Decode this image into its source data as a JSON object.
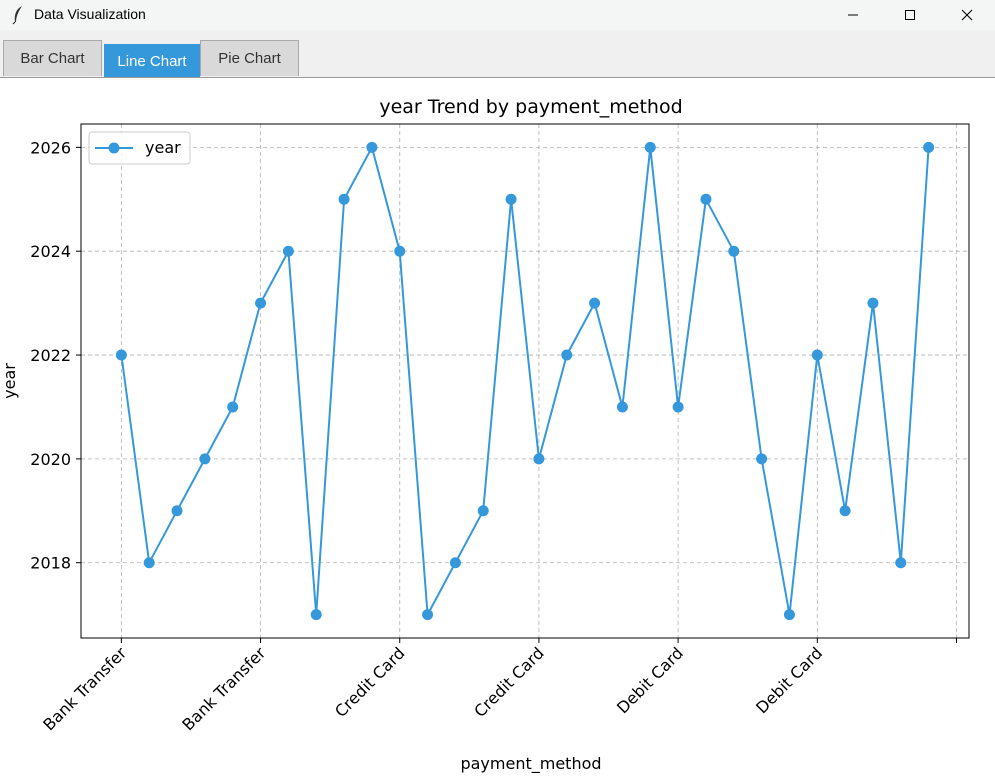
{
  "window": {
    "title": "Data Visualization",
    "icon": "feather-icon",
    "controls": [
      "minimize-icon",
      "maximize-icon",
      "close-icon"
    ]
  },
  "tabs": [
    {
      "label": "Bar Chart",
      "active": false
    },
    {
      "label": "Line Chart",
      "active": true
    },
    {
      "label": "Pie Chart",
      "active": false
    }
  ],
  "colors": {
    "accent": "#3498db",
    "line": "#3498db",
    "grid": "#b0b0b0"
  },
  "chart_data": {
    "type": "line",
    "title": "year Trend by payment_method",
    "xlabel": "payment_method",
    "ylabel": "year",
    "x_tick_labels": [
      "Bank Transfer",
      "Bank Transfer",
      "Credit Card",
      "Credit Card",
      "Debit Card",
      "Debit Card",
      ""
    ],
    "x_tick_index": [
      0,
      5,
      10,
      15,
      20,
      25,
      30
    ],
    "yticks": [
      2018,
      2020,
      2022,
      2024,
      2026
    ],
    "ylim": [
      2016.55,
      2026.45
    ],
    "xlim": [
      -1.45,
      30.45
    ],
    "grid": true,
    "legend": {
      "position": "top-left",
      "entries": [
        "year"
      ]
    },
    "series": [
      {
        "name": "year",
        "values": [
          2022,
          2018,
          2019,
          2020,
          2021,
          2023,
          2024,
          2017,
          2025,
          2026,
          2024,
          2017,
          2018,
          2019,
          2025,
          2020,
          2022,
          2023,
          2021,
          2026,
          2021,
          2025,
          2024,
          2020,
          2017,
          2022,
          2019,
          2023,
          2018,
          2026
        ]
      }
    ]
  }
}
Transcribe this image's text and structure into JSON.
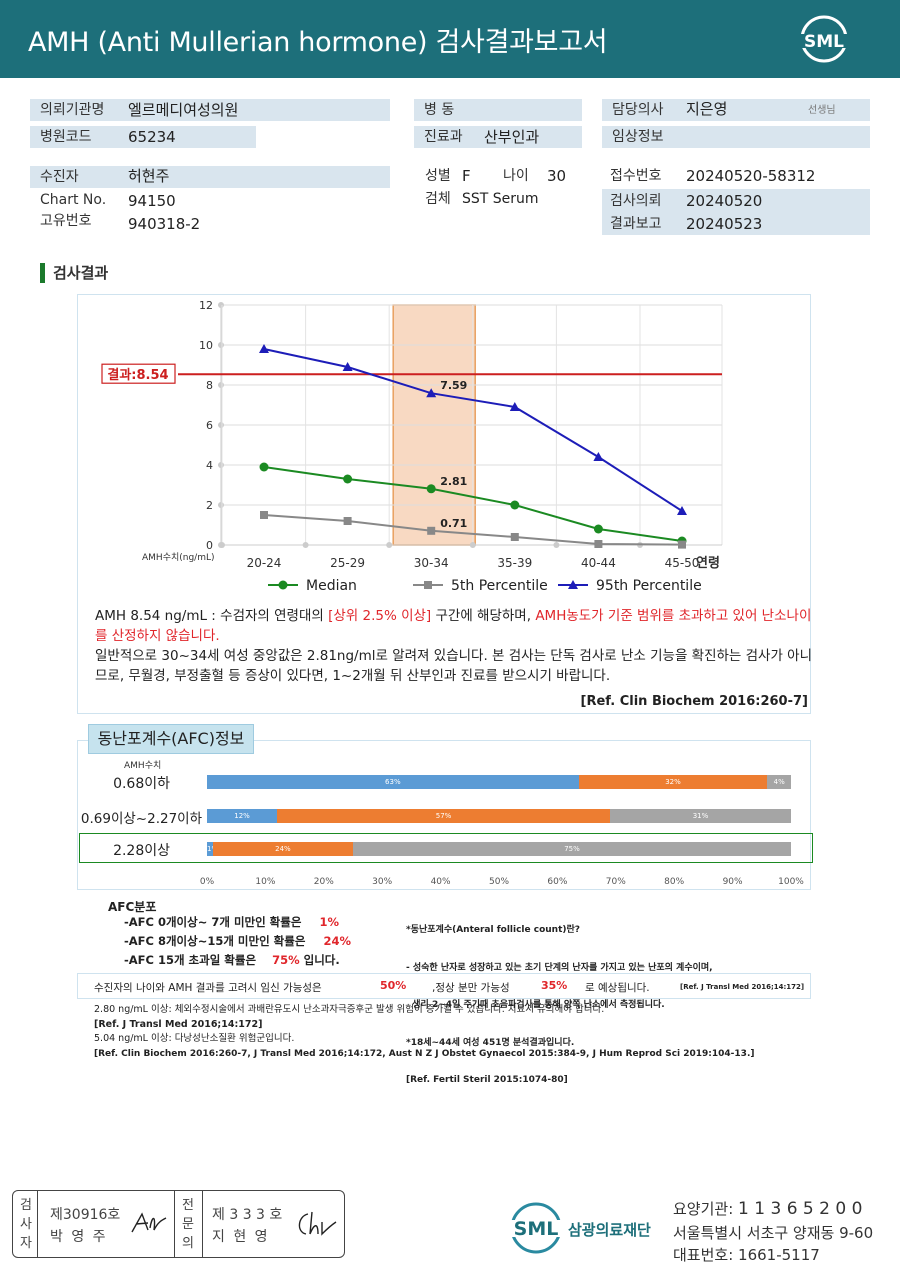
{
  "header": {
    "title": "AMH (Anti Mullerian hormone) 검사결과보고서",
    "logo_text": "SML"
  },
  "info": {
    "institution_label": "의뢰기관명",
    "institution": "엘르메디여성의원",
    "hospital_code_label": "병원코드",
    "hospital_code": "65234",
    "ward_label": "병  동",
    "ward": "",
    "dept_label": "진료과",
    "dept": "산부인과",
    "doctor_label": "담당의사",
    "doctor": "지은영",
    "doctor_suffix": "선생님",
    "clinical_label": "임상정보",
    "clinical": "",
    "patient_label": "수진자",
    "patient": "허현주",
    "chart_label": "Chart No.",
    "chart_no": "94150",
    "uid_label": "고유번호",
    "uid": "940318-2",
    "sex_label": "성별",
    "sex": "F",
    "age_label": "나이",
    "age": "30",
    "specimen_label": "검체",
    "specimen": "SST Serum",
    "receipt_label": "접수번호",
    "receipt": "20240520-58312",
    "request_label": "검사의뢰",
    "request": "20240520",
    "report_label": "결과보고",
    "report": "20240523"
  },
  "section_title": "검사결과",
  "chart_data": {
    "type": "line",
    "categories": [
      "20-24",
      "25-29",
      "30-34",
      "35-39",
      "40-44",
      "45-50"
    ],
    "xlabel": "연령",
    "ylabel": "AMH수치(ng/mL)",
    "ylim": [
      0,
      12
    ],
    "yticks": [
      "0",
      "2",
      "4",
      "6",
      "8",
      "10",
      "12"
    ],
    "grid": true,
    "legend_position": "bottom",
    "highlight_category": "30-34",
    "result_line": {
      "value": 8.54,
      "label": "결과:8.54",
      "color": "#cc1f1f"
    },
    "series": [
      {
        "name": "Median",
        "values": [
          3.9,
          3.3,
          2.81,
          2.0,
          0.8,
          0.2
        ],
        "color": "#1b8a22",
        "marker": "circle"
      },
      {
        "name": "5th Percentile",
        "values": [
          1.5,
          1.2,
          0.71,
          0.4,
          0.05,
          0.02
        ],
        "color": "#888888",
        "marker": "square"
      },
      {
        "name": "95th Percentile",
        "values": [
          9.8,
          8.9,
          7.59,
          6.9,
          4.4,
          1.7
        ],
        "color": "#1d1db8",
        "marker": "triangle"
      }
    ],
    "data_labels": [
      {
        "series": "95th Percentile",
        "category": "30-34",
        "text": "7.59"
      },
      {
        "series": "Median",
        "category": "30-34",
        "text": "2.81"
      },
      {
        "series": "5th Percentile",
        "category": "30-34",
        "text": "0.71"
      }
    ]
  },
  "interpretation": {
    "line1_a": "AMH  8.54 ng/mL : 수검자의 연령대의 ",
    "line1_b": "[상위 2.5% 이상]",
    "line1_c": " 구간에 해당하며, ",
    "line1_d": "AMH농도가 기준 범위를 초과하고 있어 난소나이를 산정하지 않습니다.",
    "line2": "일반적으로 30~34세 여성 중앙값은 2.81ng/ml로 알려져 있습니다. 본 검사는 단독 검사로 난소 기능을 확진하는 검사가 아니므로, 무월경, 부정출혈 등 증상이 있다면, 1~2개월 뒤 산부인과 진료를 받으시기 바랍니다.",
    "ref": "[Ref. Clin Biochem 2016:260-7]"
  },
  "afc": {
    "tab_title": "동난포계수(AFC)정보",
    "axis_title": "AMH수치",
    "rows": [
      {
        "label": "0.68이하",
        "segments": [
          63,
          32,
          4
        ],
        "highlight": false
      },
      {
        "label": "0.69이상~2.27이하",
        "segments": [
          12,
          57,
          31
        ],
        "highlight": false
      },
      {
        "label": "2.28이상",
        "segments": [
          1,
          24,
          75
        ],
        "highlight": true
      }
    ],
    "segment_colors": [
      "#5b9bd5",
      "#ed7d31",
      "#a5a5a5"
    ],
    "xticks": [
      "0%",
      "10%",
      "20%",
      "30%",
      "40%",
      "50%",
      "60%",
      "70%",
      "80%",
      "90%",
      "100%"
    ],
    "dist_title": "AFC분포",
    "dist": [
      {
        "text": "-AFC  0개이상~ 7개 미만인 확률은",
        "value": "1%",
        "suffix": ""
      },
      {
        "text": "-AFC  8개이상~15개 미만인 확률은",
        "value": "24%",
        "suffix": ""
      },
      {
        "text": "-AFC  15개 초과일 확률은",
        "value": "75%",
        "suffix": "입니다."
      }
    ],
    "def_title": "*동난포계수(Anteral follicle count)란?",
    "def_lines": [
      "- 성숙한 난자로 성장하고 있는 초기 단계의 난자를 가지고 있는 난포의 계수이며,",
      "  생리 2~4일 주기때 초음파검사를 통해 양쪽 난소에서 측정됩니다.",
      "*18세~44세 여성 451명 분석결과입니다.",
      "[Ref. Fertil Steril 2015:1074-80]"
    ]
  },
  "risk": {
    "text_a": "수진자의  나이와 AMH 결과를 고려시 임신 가능성은",
    "val_a": "50%",
    "text_b": ",정상 분만 가능성",
    "val_b": "35%",
    "text_c": "로 예상됩니다.",
    "ref": "[Ref. J Transl Med 2016;14:172]"
  },
  "notes": [
    "2.80  ng/mL  이상: 체외수정시술에서 과배란유도시 난소과자극증후군 발생 위험이 증가될 수 있습니다. 치료시 유의해야 합니다.",
    "[Ref. J Transl Med 2016;14:172]",
    "5.04  ng/mL  이상: 다낭성난소질환 위험군입니다.",
    "[Ref. Clin Biochem 2016:260-7, J Transl Med 2016;14:172, Aust N Z J Obstet Gynaecol 2015:384-9, J Hum Reprod Sci 2019:104-13.]"
  ],
  "footer": {
    "inspector_label": [
      "검",
      "사",
      "자"
    ],
    "inspector_no": "제30916호",
    "inspector_name": "박 영 주",
    "specialist_label": [
      "전",
      "문",
      "의"
    ],
    "specialist_no": "제 3 3 3 호",
    "specialist_name": "지 현 영",
    "org_logo": "SML",
    "org_name": "삼광의료재단",
    "code_label": "요양기관:",
    "code": "1 1 3 6 5 2 0 0",
    "address": "서울특별시 서초구 양재동 9-60",
    "phone_label": "대표번호:",
    "phone": "1661-5117"
  }
}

-- Task description --
Transcribe the preceding listing in its entirety and with exact wording, leaving out pictures.

-- Finished answer --
Decode this image into its source data as a JSON object.
{
  "window": {
    "title": "Data Visualization",
    "icon": "feather-icon",
    "controls": [
      "minimize-icon",
      "maximize-icon",
      "close-icon"
    ]
  },
  "tabs": [
    {
      "label": "Bar Chart",
      "active": false
    },
    {
      "label": "Line Chart",
      "active": true
    },
    {
      "label": "Pie Chart",
      "active": false
    }
  ],
  "colors": {
    "accent": "#3498db",
    "line": "#3498db",
    "grid": "#b0b0b0"
  },
  "chart_data": {
    "type": "line",
    "title": "year Trend by payment_method",
    "xlabel": "payment_method",
    "ylabel": "year",
    "x_tick_labels": [
      "Bank Transfer",
      "Bank Transfer",
      "Credit Card",
      "Credit Card",
      "Debit Card",
      "Debit Card",
      ""
    ],
    "x_tick_index": [
      0,
      5,
      10,
      15,
      20,
      25,
      30
    ],
    "yticks": [
      2018,
      2020,
      2022,
      2024,
      2026
    ],
    "ylim": [
      2016.55,
      2026.45
    ],
    "xlim": [
      -1.45,
      30.45
    ],
    "grid": true,
    "legend": {
      "position": "top-left",
      "entries": [
        "year"
      ]
    },
    "series": [
      {
        "name": "year",
        "values": [
          2022,
          2018,
          2019,
          2020,
          2021,
          2023,
          2024,
          2017,
          2025,
          2026,
          2024,
          2017,
          2018,
          2019,
          2025,
          2020,
          2022,
          2023,
          2021,
          2026,
          2021,
          2025,
          2024,
          2020,
          2017,
          2022,
          2019,
          2023,
          2018,
          2026
        ]
      }
    ]
  }
}
Transcribe this image's text and structure into JSON.
{
  "header": {
    "title": "AMH (Anti Mullerian hormone) 검사결과보고서",
    "logo_text": "SML"
  },
  "info": {
    "institution_label": "의뢰기관명",
    "institution": "엘르메디여성의원",
    "hospital_code_label": "병원코드",
    "hospital_code": "65234",
    "ward_label": "병  동",
    "ward": "",
    "dept_label": "진료과",
    "dept": "산부인과",
    "doctor_label": "담당의사",
    "doctor": "지은영",
    "doctor_suffix": "선생님",
    "clinical_label": "임상정보",
    "clinical": "",
    "patient_label": "수진자",
    "patient": "허현주",
    "chart_label": "Chart No.",
    "chart_no": "94150",
    "uid_label": "고유번호",
    "uid": "940318-2",
    "sex_label": "성별",
    "sex": "F",
    "age_label": "나이",
    "age": "30",
    "specimen_label": "검체",
    "specimen": "SST Serum",
    "receipt_label": "접수번호",
    "receipt": "20240520-58312",
    "request_label": "검사의뢰",
    "request": "20240520",
    "report_label": "결과보고",
    "report": "20240523"
  },
  "section_title": "검사결과",
  "chart_data": {
    "type": "line",
    "categories": [
      "20-24",
      "25-29",
      "30-34",
      "35-39",
      "40-44",
      "45-50"
    ],
    "xlabel": "연령",
    "ylabel": "AMH수치(ng/mL)",
    "ylim": [
      0,
      12
    ],
    "yticks": [
      "0",
      "2",
      "4",
      "6",
      "8",
      "10",
      "12"
    ],
    "grid": true,
    "legend_position": "bottom",
    "highlight_category": "30-34",
    "result_line": {
      "value": 8.54,
      "label": "결과:8.54",
      "color": "#cc1f1f"
    },
    "series": [
      {
        "name": "Median",
        "values": [
          3.9,
          3.3,
          2.81,
          2.0,
          0.8,
          0.2
        ],
        "color": "#1b8a22",
        "marker": "circle"
      },
      {
        "name": "5th Percentile",
        "values": [
          1.5,
          1.2,
          0.71,
          0.4,
          0.05,
          0.02
        ],
        "color": "#888888",
        "marker": "square"
      },
      {
        "name": "95th Percentile",
        "values": [
          9.8,
          8.9,
          7.59,
          6.9,
          4.4,
          1.7
        ],
        "color": "#1d1db8",
        "marker": "triangle"
      }
    ],
    "data_labels": [
      {
        "series": "95th Percentile",
        "category": "30-34",
        "text": "7.59"
      },
      {
        "series": "Median",
        "category": "30-34",
        "text": "2.81"
      },
      {
        "series": "5th Percentile",
        "category": "30-34",
        "text": "0.71"
      }
    ]
  },
  "interpretation": {
    "line1_a": "AMH  8.54 ng/mL : 수검자의 연령대의 ",
    "line1_b": "[상위 2.5% 이상]",
    "line1_c": " 구간에 해당하며, ",
    "line1_d": "AMH농도가 기준 범위를 초과하고 있어 난소나이를 산정하지 않습니다.",
    "line2": "일반적으로 30~34세 여성 중앙값은 2.81ng/ml로 알려져 있습니다. 본 검사는 단독 검사로 난소 기능을 확진하는 검사가 아니므로, 무월경, 부정출혈 등 증상이 있다면, 1~2개월 뒤 산부인과 진료를 받으시기 바랍니다.",
    "ref": "[Ref. Clin Biochem 2016:260-7]"
  },
  "afc": {
    "tab_title": "동난포계수(AFC)정보",
    "axis_title": "AMH수치",
    "rows": [
      {
        "label": "0.68이하",
        "segments": [
          63,
          32,
          4
        ],
        "highlight": false
      },
      {
        "label": "0.69이상~2.27이하",
        "segments": [
          12,
          57,
          31
        ],
        "highlight": false
      },
      {
        "label": "2.28이상",
        "segments": [
          1,
          24,
          75
        ],
        "highlight": true
      }
    ],
    "segment_colors": [
      "#5b9bd5",
      "#ed7d31",
      "#a5a5a5"
    ],
    "xticks": [
      "0%",
      "10%",
      "20%",
      "30%",
      "40%",
      "50%",
      "60%",
      "70%",
      "80%",
      "90%",
      "100%"
    ],
    "dist_title": "AFC분포",
    "dist": [
      {
        "text": "-AFC  0개이상~ 7개 미만인 확률은",
        "value": "1%",
        "suffix": ""
      },
      {
        "text": "-AFC  8개이상~15개 미만인 확률은",
        "value": "24%",
        "suffix": ""
      },
      {
        "text": "-AFC  15개 초과일 확률은",
        "value": "75%",
        "suffix": "입니다."
      }
    ],
    "def_title": "*동난포계수(Anteral follicle count)란?",
    "def_lines": [
      "- 성숙한 난자로 성장하고 있는 초기 단계의 난자를 가지고 있는 난포의 계수이며,",
      "  생리 2~4일 주기때 초음파검사를 통해 양쪽 난소에서 측정됩니다.",
      "*18세~44세 여성 451명 분석결과입니다.",
      "[Ref. Fertil Steril 2015:1074-80]"
    ]
  },
  "risk": {
    "text_a": "수진자의  나이와 AMH 결과를 고려시 임신 가능성은",
    "val_a": "50%",
    "text_b": ",정상 분만 가능성",
    "val_b": "35%",
    "text_c": "로 예상됩니다.",
    "ref": "[Ref. J Transl Med 2016;14:172]"
  },
  "notes": [
    "2.80  ng/mL  이상: 체외수정시술에서 과배란유도시 난소과자극증후군 발생 위험이 증가될 수 있습니다. 치료시 유의해야 합니다.",
    "[Ref. J Transl Med 2016;14:172]",
    "5.04  ng/mL  이상: 다낭성난소질환 위험군입니다.",
    "[Ref. Clin Biochem 2016:260-7, J Transl Med 2016;14:172, Aust N Z J Obstet Gynaecol 2015:384-9, J Hum Reprod Sci 2019:104-13.]"
  ],
  "footer": {
    "inspector_label": [
      "검",
      "사",
      "자"
    ],
    "inspector_no": "제30916호",
    "inspector_name": "박 영 주",
    "specialist_label": [
      "전",
      "문",
      "의"
    ],
    "specialist_no": "제 3 3 3 호",
    "specialist_name": "지 현 영",
    "org_logo": "SML",
    "org_name": "삼광의료재단",
    "code_label": "요양기관:",
    "code": "1 1 3 6 5 2 0 0",
    "address": "서울특별시 서초구 양재동 9-60",
    "phone_label": "대표번호:",
    "phone": "1661-5117"
  }
}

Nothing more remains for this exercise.